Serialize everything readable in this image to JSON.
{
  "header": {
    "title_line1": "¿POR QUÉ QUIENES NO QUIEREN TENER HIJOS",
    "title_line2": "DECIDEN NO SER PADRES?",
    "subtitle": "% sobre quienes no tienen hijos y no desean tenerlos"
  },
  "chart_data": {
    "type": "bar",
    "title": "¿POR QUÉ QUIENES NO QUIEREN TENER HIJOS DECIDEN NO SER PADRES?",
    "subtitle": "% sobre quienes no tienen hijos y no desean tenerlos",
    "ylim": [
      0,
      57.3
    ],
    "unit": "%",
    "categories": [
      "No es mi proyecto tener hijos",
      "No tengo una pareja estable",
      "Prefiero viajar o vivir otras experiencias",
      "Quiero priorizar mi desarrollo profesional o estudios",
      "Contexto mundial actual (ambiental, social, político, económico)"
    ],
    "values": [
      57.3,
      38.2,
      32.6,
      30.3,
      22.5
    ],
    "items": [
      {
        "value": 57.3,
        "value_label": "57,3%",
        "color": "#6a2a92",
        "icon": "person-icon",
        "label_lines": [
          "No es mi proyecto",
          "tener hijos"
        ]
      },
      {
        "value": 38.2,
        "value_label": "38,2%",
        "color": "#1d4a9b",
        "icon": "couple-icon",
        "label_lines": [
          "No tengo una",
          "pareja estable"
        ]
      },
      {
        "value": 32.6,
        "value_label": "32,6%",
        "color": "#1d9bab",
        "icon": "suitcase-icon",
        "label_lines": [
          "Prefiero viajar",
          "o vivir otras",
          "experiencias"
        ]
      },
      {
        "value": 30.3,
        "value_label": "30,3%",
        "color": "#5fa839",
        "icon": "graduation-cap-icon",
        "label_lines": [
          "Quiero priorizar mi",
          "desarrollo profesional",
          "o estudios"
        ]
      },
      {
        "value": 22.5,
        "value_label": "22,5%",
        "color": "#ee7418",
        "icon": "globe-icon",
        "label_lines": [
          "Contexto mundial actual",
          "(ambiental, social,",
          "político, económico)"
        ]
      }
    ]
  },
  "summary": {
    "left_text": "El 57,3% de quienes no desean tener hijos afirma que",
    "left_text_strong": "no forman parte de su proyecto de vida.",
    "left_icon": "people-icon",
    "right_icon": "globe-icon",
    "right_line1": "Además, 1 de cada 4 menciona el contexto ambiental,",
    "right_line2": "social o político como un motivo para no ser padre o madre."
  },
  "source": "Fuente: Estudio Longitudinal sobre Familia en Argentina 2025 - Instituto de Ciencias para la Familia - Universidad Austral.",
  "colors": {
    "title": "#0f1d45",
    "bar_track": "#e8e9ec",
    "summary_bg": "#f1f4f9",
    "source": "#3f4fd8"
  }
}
----------
(What needs to be done)
Write out every record shown above, word for word.

(Result of the exercise)
Serialize everything readable in this image to JSON.
{
  "header": {
    "title_line1": "¿POR QUÉ QUIENES NO QUIEREN TENER HIJOS",
    "title_line2": "DECIDEN NO SER PADRES?",
    "subtitle": "% sobre quienes no tienen hijos y no desean tenerlos"
  },
  "chart_data": {
    "type": "bar",
    "title": "¿POR QUÉ QUIENES NO QUIEREN TENER HIJOS DECIDEN NO SER PADRES?",
    "subtitle": "% sobre quienes no tienen hijos y no desean tenerlos",
    "ylim": [
      0,
      57.3
    ],
    "unit": "%",
    "categories": [
      "No es mi proyecto tener hijos",
      "No tengo una pareja estable",
      "Prefiero viajar o vivir otras experiencias",
      "Quiero priorizar mi desarrollo profesional o estudios",
      "Contexto mundial actual (ambiental, social, político, económico)"
    ],
    "values": [
      57.3,
      38.2,
      32.6,
      30.3,
      22.5
    ],
    "items": [
      {
        "value": 57.3,
        "value_label": "57,3%",
        "color": "#6a2a92",
        "icon": "person-icon",
        "label_lines": [
          "No es mi proyecto",
          "tener hijos"
        ]
      },
      {
        "value": 38.2,
        "value_label": "38,2%",
        "color": "#1d4a9b",
        "icon": "couple-icon",
        "label_lines": [
          "No tengo una",
          "pareja estable"
        ]
      },
      {
        "value": 32.6,
        "value_label": "32,6%",
        "color": "#1d9bab",
        "icon": "suitcase-icon",
        "label_lines": [
          "Prefiero viajar",
          "o vivir otras",
          "experiencias"
        ]
      },
      {
        "value": 30.3,
        "value_label": "30,3%",
        "color": "#5fa839",
        "icon": "graduation-cap-icon",
        "label_lines": [
          "Quiero priorizar mi",
          "desarrollo profesional",
          "o estudios"
        ]
      },
      {
        "value": 22.5,
        "value_label": "22,5%",
        "color": "#ee7418",
        "icon": "globe-icon",
        "label_lines": [
          "Contexto mundial actual",
          "(ambiental, social,",
          "político, económico)"
        ]
      }
    ]
  },
  "summary": {
    "left_text": "El 57,3% de quienes no desean tener hijos afirma que",
    "left_text_strong": "no forman parte de su proyecto de vida.",
    "left_icon": "people-icon",
    "right_icon": "globe-icon",
    "right_line1": "Además, 1 de cada 4 menciona el contexto ambiental,",
    "right_line2": "social o político como un motivo para no ser padre o madre."
  },
  "source": "Fuente: Estudio Longitudinal sobre Familia en Argentina 2025 - Instituto de Ciencias para la Familia - Universidad Austral.",
  "colors": {
    "title": "#0f1d45",
    "bar_track": "#e8e9ec",
    "summary_bg": "#f1f4f9",
    "source": "#3f4fd8"
  }
}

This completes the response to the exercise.